INSTRUCTIONS FOR THE TASK: Take down each entry exactly as written.

Saved entries:
■ ■ ■ ■ ■ ■ ■
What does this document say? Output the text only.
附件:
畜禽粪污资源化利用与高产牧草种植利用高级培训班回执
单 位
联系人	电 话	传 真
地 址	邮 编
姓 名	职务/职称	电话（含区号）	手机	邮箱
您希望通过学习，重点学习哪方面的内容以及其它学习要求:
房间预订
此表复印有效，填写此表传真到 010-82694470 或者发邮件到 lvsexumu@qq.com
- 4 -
■ ■ ■ ■ ■ ■ ■
RESULT OF THIS EXERCISE:
What does this document say? Output the text only.
附件:
畜禽粪污资源化利用与高产牧草种植利用高级培训班回执
单 位
联系人	电 话	传 真
地 址	邮 编
姓 名	职务/职称	电话（含区号）	手机	邮箱
您希望通过学习，重点学习哪方面的内容以及其它学习要求:
房间预订
此表复印有效，填写此表传真到 010-82694470 或者发邮件到 lvsexumu@qq.com
- 4 -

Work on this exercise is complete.